▶ [SET PROBLEM]: Reproduce the listing below line for line, without changing a single character.

▶ [PROVIDED MATERIAL]:

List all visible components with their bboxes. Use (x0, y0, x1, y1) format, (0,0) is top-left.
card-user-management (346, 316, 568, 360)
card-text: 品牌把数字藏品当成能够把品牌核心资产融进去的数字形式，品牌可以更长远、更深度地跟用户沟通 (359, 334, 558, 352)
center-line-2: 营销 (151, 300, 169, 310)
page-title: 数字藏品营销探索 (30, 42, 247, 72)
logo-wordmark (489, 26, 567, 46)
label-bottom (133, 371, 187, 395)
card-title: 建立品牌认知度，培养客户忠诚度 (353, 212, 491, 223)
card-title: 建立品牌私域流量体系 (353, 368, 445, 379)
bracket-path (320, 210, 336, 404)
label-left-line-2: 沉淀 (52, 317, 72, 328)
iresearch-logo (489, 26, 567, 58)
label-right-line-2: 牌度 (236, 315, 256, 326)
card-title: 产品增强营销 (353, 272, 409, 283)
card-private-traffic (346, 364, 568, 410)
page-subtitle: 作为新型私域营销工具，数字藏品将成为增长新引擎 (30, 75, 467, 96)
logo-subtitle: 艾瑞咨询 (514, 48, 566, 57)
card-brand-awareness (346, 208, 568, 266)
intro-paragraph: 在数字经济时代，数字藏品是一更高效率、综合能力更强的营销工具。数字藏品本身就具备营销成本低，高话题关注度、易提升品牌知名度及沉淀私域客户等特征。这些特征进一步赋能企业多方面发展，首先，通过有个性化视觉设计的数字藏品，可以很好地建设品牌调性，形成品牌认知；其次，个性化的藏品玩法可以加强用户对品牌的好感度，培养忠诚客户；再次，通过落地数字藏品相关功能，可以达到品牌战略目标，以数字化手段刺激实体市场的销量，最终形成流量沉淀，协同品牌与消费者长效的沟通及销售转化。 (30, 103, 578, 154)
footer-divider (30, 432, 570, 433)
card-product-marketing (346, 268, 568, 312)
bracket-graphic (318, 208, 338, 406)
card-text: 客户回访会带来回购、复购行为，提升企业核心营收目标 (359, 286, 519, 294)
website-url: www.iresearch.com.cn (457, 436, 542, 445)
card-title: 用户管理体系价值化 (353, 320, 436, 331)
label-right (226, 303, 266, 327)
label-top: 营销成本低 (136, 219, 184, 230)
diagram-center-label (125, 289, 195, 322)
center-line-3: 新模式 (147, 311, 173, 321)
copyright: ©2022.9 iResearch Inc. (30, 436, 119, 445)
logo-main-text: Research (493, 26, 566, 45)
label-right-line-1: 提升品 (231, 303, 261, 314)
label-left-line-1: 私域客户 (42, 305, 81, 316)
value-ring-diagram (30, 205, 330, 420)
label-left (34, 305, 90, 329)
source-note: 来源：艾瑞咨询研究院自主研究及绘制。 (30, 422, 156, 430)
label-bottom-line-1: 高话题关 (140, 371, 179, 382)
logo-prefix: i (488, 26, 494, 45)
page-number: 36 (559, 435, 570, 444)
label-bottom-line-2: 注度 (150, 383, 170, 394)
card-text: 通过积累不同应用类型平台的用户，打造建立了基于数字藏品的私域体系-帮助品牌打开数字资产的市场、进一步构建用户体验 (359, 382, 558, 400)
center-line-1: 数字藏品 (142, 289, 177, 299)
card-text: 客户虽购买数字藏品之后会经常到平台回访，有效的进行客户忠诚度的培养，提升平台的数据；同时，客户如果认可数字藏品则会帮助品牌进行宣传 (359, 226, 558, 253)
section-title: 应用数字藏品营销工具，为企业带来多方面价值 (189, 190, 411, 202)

▶ [THE RESULT]:
List all visible components with their bboxes. Use (x0, y0, x1, y1) format, (0,0) is top-left.
card-user-management (346, 316, 568, 360)
card-text: 品牌把数字藏品当成能够把品牌核心资产融进去的数字形式，品牌可以更长远、更深度地跟用户沟通 (359, 334, 558, 352)
center-line-2: 营销 (151, 300, 169, 310)
page-title: 数字藏品营销探索 (30, 42, 247, 72)
logo-wordmark (489, 26, 567, 46)
label-bottom (133, 371, 187, 395)
card-title: 建立品牌认知度，培养客户忠诚度 (353, 212, 491, 223)
card-title: 建立品牌私域流量体系 (353, 368, 445, 379)
bracket-path (320, 210, 336, 404)
label-left-line-2: 沉淀 (52, 317, 72, 328)
iresearch-logo (489, 26, 567, 58)
label-right-line-2: 牌度 (236, 315, 256, 326)
card-title: 产品增强营销 (353, 272, 409, 283)
card-private-traffic (346, 364, 568, 410)
page-subtitle: 作为新型私域营销工具，数字藏品将成为增长新引擎 (30, 75, 467, 96)
logo-subtitle: 艾瑞咨询 (514, 48, 566, 57)
card-brand-awareness (346, 208, 568, 266)
intro-paragraph: 在数字经济时代，数字藏品是一更高效率、综合能力更强的营销工具。数字藏品本身就具备营销成本低，高话题关注度、易提升品牌知名度及沉淀私域客户等特征。这些特征进一步赋能企业多方面发展，首先，通过有个性化视觉设计的数字藏品，可以很好地建设品牌调性，形成品牌认知；其次，个性化的藏品玩法可以加强用户对品牌的好感度，培养忠诚客户；再次，通过落地数字藏品相关功能，可以达到品牌战略目标，以数字化手段刺激实体市场的销量，最终形成流量沉淀，协同品牌与消费者长效的沟通及销售转化。 (30, 103, 578, 154)
footer-divider (30, 432, 570, 433)
card-product-marketing (346, 268, 568, 312)
bracket-graphic (318, 208, 338, 406)
card-text: 客户回访会带来回购、复购行为，提升企业核心营收目标 (359, 286, 519, 294)
website-url: www.iresearch.com.cn (457, 436, 542, 445)
card-title: 用户管理体系价值化 (353, 320, 436, 331)
label-right (226, 303, 266, 327)
label-top: 营销成本低 (136, 219, 184, 230)
diagram-center-label (125, 289, 195, 322)
center-line-3: 新模式 (147, 311, 173, 321)
copyright: ©2022.9 iResearch Inc. (30, 436, 119, 445)
logo-main-text: Research (493, 26, 566, 45)
label-right-line-1: 提升品 (231, 303, 261, 314)
label-left-line-1: 私域客户 (42, 305, 81, 316)
value-ring-diagram (30, 205, 330, 420)
label-left (34, 305, 90, 329)
source-note: 来源：艾瑞咨询研究院自主研究及绘制。 (30, 422, 156, 430)
label-bottom-line-1: 高话题关 (140, 371, 179, 382)
logo-prefix: i (488, 26, 494, 45)
page-number: 36 (559, 435, 570, 444)
label-bottom-line-2: 注度 (150, 383, 170, 394)
card-text: 通过积累不同应用类型平台的用户，打造建立了基于数字藏品的私域体系-帮助品牌打开数字资产的市场、进一步构建用户体验 (359, 382, 558, 400)
center-line-1: 数字藏品 (142, 289, 177, 299)
card-text: 客户虽购买数字藏品之后会经常到平台回访，有效的进行客户忠诚度的培养，提升平台的数据；同时，客户如果认可数字藏品则会帮助品牌进行宣传 (359, 226, 558, 253)
section-title: 应用数字藏品营销工具，为企业带来多方面价值 (189, 190, 411, 202)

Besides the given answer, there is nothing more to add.